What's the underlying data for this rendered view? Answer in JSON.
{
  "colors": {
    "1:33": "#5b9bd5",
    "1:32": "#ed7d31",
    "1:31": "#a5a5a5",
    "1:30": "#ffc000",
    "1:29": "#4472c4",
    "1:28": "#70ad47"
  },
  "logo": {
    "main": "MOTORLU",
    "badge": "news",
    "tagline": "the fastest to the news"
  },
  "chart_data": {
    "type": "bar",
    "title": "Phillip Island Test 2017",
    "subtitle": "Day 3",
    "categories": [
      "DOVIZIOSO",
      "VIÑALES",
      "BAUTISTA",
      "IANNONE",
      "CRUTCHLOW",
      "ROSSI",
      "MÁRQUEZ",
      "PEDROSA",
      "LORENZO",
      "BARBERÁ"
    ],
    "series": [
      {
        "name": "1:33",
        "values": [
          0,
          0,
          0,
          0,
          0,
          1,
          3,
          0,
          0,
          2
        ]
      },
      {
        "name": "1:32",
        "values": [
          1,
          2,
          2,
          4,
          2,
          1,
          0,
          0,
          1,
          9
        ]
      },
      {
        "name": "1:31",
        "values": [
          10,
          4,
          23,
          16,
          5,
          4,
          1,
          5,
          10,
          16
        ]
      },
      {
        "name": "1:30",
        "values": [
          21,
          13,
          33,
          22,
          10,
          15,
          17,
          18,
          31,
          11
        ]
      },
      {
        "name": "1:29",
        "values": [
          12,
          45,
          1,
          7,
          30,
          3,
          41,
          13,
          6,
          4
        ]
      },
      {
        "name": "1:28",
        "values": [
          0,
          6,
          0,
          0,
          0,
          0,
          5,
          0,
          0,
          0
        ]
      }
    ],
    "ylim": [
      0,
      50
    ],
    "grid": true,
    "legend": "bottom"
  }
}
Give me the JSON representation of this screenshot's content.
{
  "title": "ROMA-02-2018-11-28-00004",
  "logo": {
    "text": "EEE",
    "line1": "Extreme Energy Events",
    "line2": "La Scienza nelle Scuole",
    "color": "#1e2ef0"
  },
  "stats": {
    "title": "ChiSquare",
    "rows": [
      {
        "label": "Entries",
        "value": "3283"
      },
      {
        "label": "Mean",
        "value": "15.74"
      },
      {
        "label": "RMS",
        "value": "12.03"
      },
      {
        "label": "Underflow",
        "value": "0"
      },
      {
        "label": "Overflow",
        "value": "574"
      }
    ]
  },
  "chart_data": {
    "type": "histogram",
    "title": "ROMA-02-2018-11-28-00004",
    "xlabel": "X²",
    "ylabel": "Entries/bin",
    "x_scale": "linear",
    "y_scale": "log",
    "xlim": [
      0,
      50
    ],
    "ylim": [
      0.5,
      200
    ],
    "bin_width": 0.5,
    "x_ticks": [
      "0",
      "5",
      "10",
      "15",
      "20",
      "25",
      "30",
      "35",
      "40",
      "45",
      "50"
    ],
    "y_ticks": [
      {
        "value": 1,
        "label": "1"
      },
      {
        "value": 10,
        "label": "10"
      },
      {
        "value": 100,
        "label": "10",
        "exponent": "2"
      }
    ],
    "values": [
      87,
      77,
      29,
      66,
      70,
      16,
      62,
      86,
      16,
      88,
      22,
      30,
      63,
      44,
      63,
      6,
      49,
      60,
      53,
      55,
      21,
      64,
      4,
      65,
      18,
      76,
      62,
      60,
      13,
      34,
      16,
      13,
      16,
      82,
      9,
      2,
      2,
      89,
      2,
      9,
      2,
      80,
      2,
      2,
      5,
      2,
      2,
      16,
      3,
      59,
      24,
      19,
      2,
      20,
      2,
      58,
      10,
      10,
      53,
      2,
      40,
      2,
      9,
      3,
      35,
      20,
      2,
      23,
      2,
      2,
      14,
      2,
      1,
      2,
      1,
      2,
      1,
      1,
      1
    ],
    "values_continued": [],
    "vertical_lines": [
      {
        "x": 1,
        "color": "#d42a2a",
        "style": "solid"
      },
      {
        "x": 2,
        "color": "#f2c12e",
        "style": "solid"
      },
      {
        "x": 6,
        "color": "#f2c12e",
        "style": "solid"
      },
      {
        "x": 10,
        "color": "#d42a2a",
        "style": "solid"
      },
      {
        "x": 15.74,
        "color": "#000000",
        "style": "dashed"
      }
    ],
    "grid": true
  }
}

---

▶ THE REQUEST: Restate all of the entries above precisely.

▶ RESPONSE:
What's the underlying data for this rendered view? Answer in JSON.
{
  "colors": {
    "1:33": "#5b9bd5",
    "1:32": "#ed7d31",
    "1:31": "#a5a5a5",
    "1:30": "#ffc000",
    "1:29": "#4472c4",
    "1:28": "#70ad47"
  },
  "logo": {
    "main": "MOTORLU",
    "badge": "news",
    "tagline": "the fastest to the news"
  },
  "chart_data": {
    "type": "bar",
    "title": "Phillip Island Test 2017",
    "subtitle": "Day 3",
    "categories": [
      "DOVIZIOSO",
      "VIÑALES",
      "BAUTISTA",
      "IANNONE",
      "CRUTCHLOW",
      "ROSSI",
      "MÁRQUEZ",
      "PEDROSA",
      "LORENZO",
      "BARBERÁ"
    ],
    "series": [
      {
        "name": "1:33",
        "values": [
          0,
          0,
          0,
          0,
          0,
          1,
          3,
          0,
          0,
          2
        ]
      },
      {
        "name": "1:32",
        "values": [
          1,
          2,
          2,
          4,
          2,
          1,
          0,
          0,
          1,
          9
        ]
      },
      {
        "name": "1:31",
        "values": [
          10,
          4,
          23,
          16,
          5,
          4,
          1,
          5,
          10,
          16
        ]
      },
      {
        "name": "1:30",
        "values": [
          21,
          13,
          33,
          22,
          10,
          15,
          17,
          18,
          31,
          11
        ]
      },
      {
        "name": "1:29",
        "values": [
          12,
          45,
          1,
          7,
          30,
          3,
          41,
          13,
          6,
          4
        ]
      },
      {
        "name": "1:28",
        "values": [
          0,
          6,
          0,
          0,
          0,
          0,
          5,
          0,
          0,
          0
        ]
      }
    ],
    "ylim": [
      0,
      50
    ],
    "grid": true,
    "legend": "bottom"
  }
}
Give me the JSON representation of this screenshot's content.
{
  "title": "ROMA-02-2018-11-28-00004",
  "logo": {
    "text": "EEE",
    "line1": "Extreme Energy Events",
    "line2": "La Scienza nelle Scuole",
    "color": "#1e2ef0"
  },
  "stats": {
    "title": "ChiSquare",
    "rows": [
      {
        "label": "Entries",
        "value": "3283"
      },
      {
        "label": "Mean",
        "value": "15.74"
      },
      {
        "label": "RMS",
        "value": "12.03"
      },
      {
        "label": "Underflow",
        "value": "0"
      },
      {
        "label": "Overflow",
        "value": "574"
      }
    ]
  },
  "chart_data": {
    "type": "histogram",
    "title": "ROMA-02-2018-11-28-00004",
    "xlabel": "X²",
    "ylabel": "Entries/bin",
    "x_scale": "linear",
    "y_scale": "log",
    "xlim": [
      0,
      50
    ],
    "ylim": [
      0.5,
      200
    ],
    "bin_width": 0.5,
    "x_ticks": [
      "0",
      "5",
      "10",
      "15",
      "20",
      "25",
      "30",
      "35",
      "40",
      "45",
      "50"
    ],
    "y_ticks": [
      {
        "value": 1,
        "label": "1"
      },
      {
        "value": 10,
        "label": "10"
      },
      {
        "value": 100,
        "label": "10",
        "exponent": "2"
      }
    ],
    "values": [
      87,
      77,
      29,
      66,
      70,
      16,
      62,
      86,
      16,
      88,
      22,
      30,
      63,
      44,
      63,
      6,
      49,
      60,
      53,
      55,
      21,
      64,
      4,
      65,
      18,
      76,
      62,
      60,
      13,
      34,
      16,
      13,
      16,
      82,
      9,
      2,
      2,
      89,
      2,
      9,
      2,
      80,
      2,
      2,
      5,
      2,
      2,
      16,
      3,
      59,
      24,
      19,
      2,
      20,
      2,
      58,
      10,
      10,
      53,
      2,
      40,
      2,
      9,
      3,
      35,
      20,
      2,
      23,
      2,
      2,
      14,
      2,
      1,
      2,
      1,
      2,
      1,
      1,
      1
    ],
    "values_continued": [],
    "vertical_lines": [
      {
        "x": 1,
        "color": "#d42a2a",
        "style": "solid"
      },
      {
        "x": 2,
        "color": "#f2c12e",
        "style": "solid"
      },
      {
        "x": 6,
        "color": "#f2c12e",
        "style": "solid"
      },
      {
        "x": 10,
        "color": "#d42a2a",
        "style": "solid"
      },
      {
        "x": 15.74,
        "color": "#000000",
        "style": "dashed"
      }
    ],
    "grid": true
  }
}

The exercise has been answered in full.